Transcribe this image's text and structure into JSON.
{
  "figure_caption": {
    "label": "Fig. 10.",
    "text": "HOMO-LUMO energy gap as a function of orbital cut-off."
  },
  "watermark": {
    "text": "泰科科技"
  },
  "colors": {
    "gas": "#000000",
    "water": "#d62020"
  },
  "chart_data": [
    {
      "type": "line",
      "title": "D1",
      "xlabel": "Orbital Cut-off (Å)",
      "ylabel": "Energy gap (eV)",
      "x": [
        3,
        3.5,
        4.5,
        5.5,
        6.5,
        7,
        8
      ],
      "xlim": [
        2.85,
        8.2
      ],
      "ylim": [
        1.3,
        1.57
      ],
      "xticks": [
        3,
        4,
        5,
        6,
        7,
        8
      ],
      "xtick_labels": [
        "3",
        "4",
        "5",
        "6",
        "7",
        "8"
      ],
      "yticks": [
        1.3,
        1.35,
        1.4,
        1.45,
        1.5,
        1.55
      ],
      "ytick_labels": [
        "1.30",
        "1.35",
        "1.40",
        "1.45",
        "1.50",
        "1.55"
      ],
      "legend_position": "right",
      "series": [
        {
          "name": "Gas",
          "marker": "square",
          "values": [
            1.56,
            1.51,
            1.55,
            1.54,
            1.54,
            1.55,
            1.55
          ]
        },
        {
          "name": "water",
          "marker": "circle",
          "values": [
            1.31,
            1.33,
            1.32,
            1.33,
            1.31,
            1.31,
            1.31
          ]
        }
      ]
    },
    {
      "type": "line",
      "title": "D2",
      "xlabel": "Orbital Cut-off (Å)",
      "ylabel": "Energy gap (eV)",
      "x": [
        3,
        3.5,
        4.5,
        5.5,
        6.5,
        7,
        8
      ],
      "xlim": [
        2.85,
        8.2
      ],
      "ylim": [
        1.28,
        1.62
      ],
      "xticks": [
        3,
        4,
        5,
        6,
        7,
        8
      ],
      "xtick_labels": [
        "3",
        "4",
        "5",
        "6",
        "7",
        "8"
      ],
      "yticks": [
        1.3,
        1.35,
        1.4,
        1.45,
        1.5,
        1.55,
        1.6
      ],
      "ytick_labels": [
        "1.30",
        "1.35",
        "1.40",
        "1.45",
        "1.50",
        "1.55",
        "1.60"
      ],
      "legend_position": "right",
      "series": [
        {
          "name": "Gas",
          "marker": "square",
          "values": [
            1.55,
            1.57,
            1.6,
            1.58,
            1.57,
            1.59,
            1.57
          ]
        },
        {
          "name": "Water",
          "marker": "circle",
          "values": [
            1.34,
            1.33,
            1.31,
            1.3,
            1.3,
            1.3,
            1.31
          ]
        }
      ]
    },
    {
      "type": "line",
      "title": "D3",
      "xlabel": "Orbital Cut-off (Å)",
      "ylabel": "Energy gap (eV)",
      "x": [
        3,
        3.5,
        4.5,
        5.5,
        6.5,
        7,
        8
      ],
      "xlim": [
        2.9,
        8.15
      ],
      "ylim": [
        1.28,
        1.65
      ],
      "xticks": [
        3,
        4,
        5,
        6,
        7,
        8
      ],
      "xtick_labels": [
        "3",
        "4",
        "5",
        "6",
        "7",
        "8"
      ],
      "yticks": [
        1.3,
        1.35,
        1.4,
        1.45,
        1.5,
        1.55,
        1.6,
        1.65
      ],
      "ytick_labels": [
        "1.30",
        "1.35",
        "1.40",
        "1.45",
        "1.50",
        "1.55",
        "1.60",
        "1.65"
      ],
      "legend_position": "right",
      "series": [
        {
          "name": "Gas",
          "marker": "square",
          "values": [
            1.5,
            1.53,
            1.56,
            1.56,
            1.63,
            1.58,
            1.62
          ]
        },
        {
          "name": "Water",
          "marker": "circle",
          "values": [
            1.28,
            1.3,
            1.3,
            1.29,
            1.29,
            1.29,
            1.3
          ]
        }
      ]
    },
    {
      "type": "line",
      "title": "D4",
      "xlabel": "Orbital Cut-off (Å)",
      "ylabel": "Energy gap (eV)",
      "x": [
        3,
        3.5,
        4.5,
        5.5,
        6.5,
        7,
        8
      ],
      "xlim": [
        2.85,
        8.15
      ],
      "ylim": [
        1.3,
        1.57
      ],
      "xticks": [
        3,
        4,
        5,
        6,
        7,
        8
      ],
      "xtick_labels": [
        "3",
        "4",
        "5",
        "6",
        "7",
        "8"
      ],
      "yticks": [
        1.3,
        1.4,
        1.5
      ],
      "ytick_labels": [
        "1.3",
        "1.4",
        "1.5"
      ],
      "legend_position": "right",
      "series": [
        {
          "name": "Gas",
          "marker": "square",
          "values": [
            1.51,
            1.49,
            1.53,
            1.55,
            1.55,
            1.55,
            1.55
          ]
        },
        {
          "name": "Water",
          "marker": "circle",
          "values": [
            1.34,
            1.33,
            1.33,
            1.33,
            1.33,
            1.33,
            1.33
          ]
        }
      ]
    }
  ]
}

------------

## What is expected:
Exactly as written, please output every entry.

## Solved exercise:
Transcribe this image's text and structure into JSON.
{
  "figure_caption": {
    "label": "Fig. 10.",
    "text": "HOMO-LUMO energy gap as a function of orbital cut-off."
  },
  "watermark": {
    "text": "泰科科技"
  },
  "colors": {
    "gas": "#000000",
    "water": "#d62020"
  },
  "chart_data": [
    {
      "type": "line",
      "title": "D1",
      "xlabel": "Orbital Cut-off (Å)",
      "ylabel": "Energy gap (eV)",
      "x": [
        3,
        3.5,
        4.5,
        5.5,
        6.5,
        7,
        8
      ],
      "xlim": [
        2.85,
        8.2
      ],
      "ylim": [
        1.3,
        1.57
      ],
      "xticks": [
        3,
        4,
        5,
        6,
        7,
        8
      ],
      "xtick_labels": [
        "3",
        "4",
        "5",
        "6",
        "7",
        "8"
      ],
      "yticks": [
        1.3,
        1.35,
        1.4,
        1.45,
        1.5,
        1.55
      ],
      "ytick_labels": [
        "1.30",
        "1.35",
        "1.40",
        "1.45",
        "1.50",
        "1.55"
      ],
      "legend_position": "right",
      "series": [
        {
          "name": "Gas",
          "marker": "square",
          "values": [
            1.56,
            1.51,
            1.55,
            1.54,
            1.54,
            1.55,
            1.55
          ]
        },
        {
          "name": "water",
          "marker": "circle",
          "values": [
            1.31,
            1.33,
            1.32,
            1.33,
            1.31,
            1.31,
            1.31
          ]
        }
      ]
    },
    {
      "type": "line",
      "title": "D2",
      "xlabel": "Orbital Cut-off (Å)",
      "ylabel": "Energy gap (eV)",
      "x": [
        3,
        3.5,
        4.5,
        5.5,
        6.5,
        7,
        8
      ],
      "xlim": [
        2.85,
        8.2
      ],
      "ylim": [
        1.28,
        1.62
      ],
      "xticks": [
        3,
        4,
        5,
        6,
        7,
        8
      ],
      "xtick_labels": [
        "3",
        "4",
        "5",
        "6",
        "7",
        "8"
      ],
      "yticks": [
        1.3,
        1.35,
        1.4,
        1.45,
        1.5,
        1.55,
        1.6
      ],
      "ytick_labels": [
        "1.30",
        "1.35",
        "1.40",
        "1.45",
        "1.50",
        "1.55",
        "1.60"
      ],
      "legend_position": "right",
      "series": [
        {
          "name": "Gas",
          "marker": "square",
          "values": [
            1.55,
            1.57,
            1.6,
            1.58,
            1.57,
            1.59,
            1.57
          ]
        },
        {
          "name": "Water",
          "marker": "circle",
          "values": [
            1.34,
            1.33,
            1.31,
            1.3,
            1.3,
            1.3,
            1.31
          ]
        }
      ]
    },
    {
      "type": "line",
      "title": "D3",
      "xlabel": "Orbital Cut-off (Å)",
      "ylabel": "Energy gap (eV)",
      "x": [
        3,
        3.5,
        4.5,
        5.5,
        6.5,
        7,
        8
      ],
      "xlim": [
        2.9,
        8.15
      ],
      "ylim": [
        1.28,
        1.65
      ],
      "xticks": [
        3,
        4,
        5,
        6,
        7,
        8
      ],
      "xtick_labels": [
        "3",
        "4",
        "5",
        "6",
        "7",
        "8"
      ],
      "yticks": [
        1.3,
        1.35,
        1.4,
        1.45,
        1.5,
        1.55,
        1.6,
        1.65
      ],
      "ytick_labels": [
        "1.30",
        "1.35",
        "1.40",
        "1.45",
        "1.50",
        "1.55",
        "1.60",
        "1.65"
      ],
      "legend_position": "right",
      "series": [
        {
          "name": "Gas",
          "marker": "square",
          "values": [
            1.5,
            1.53,
            1.56,
            1.56,
            1.63,
            1.58,
            1.62
          ]
        },
        {
          "name": "Water",
          "marker": "circle",
          "values": [
            1.28,
            1.3,
            1.3,
            1.29,
            1.29,
            1.29,
            1.3
          ]
        }
      ]
    },
    {
      "type": "line",
      "title": "D4",
      "xlabel": "Orbital Cut-off (Å)",
      "ylabel": "Energy gap (eV)",
      "x": [
        3,
        3.5,
        4.5,
        5.5,
        6.5,
        7,
        8
      ],
      "xlim": [
        2.85,
        8.15
      ],
      "ylim": [
        1.3,
        1.57
      ],
      "xticks": [
        3,
        4,
        5,
        6,
        7,
        8
      ],
      "xtick_labels": [
        "3",
        "4",
        "5",
        "6",
        "7",
        "8"
      ],
      "yticks": [
        1.3,
        1.4,
        1.5
      ],
      "ytick_labels": [
        "1.3",
        "1.4",
        "1.5"
      ],
      "legend_position": "right",
      "series": [
        {
          "name": "Gas",
          "marker": "square",
          "values": [
            1.51,
            1.49,
            1.53,
            1.55,
            1.55,
            1.55,
            1.55
          ]
        },
        {
          "name": "Water",
          "marker": "circle",
          "values": [
            1.34,
            1.33,
            1.33,
            1.33,
            1.33,
            1.33,
            1.33
          ]
        }
      ]
    }
  ]
}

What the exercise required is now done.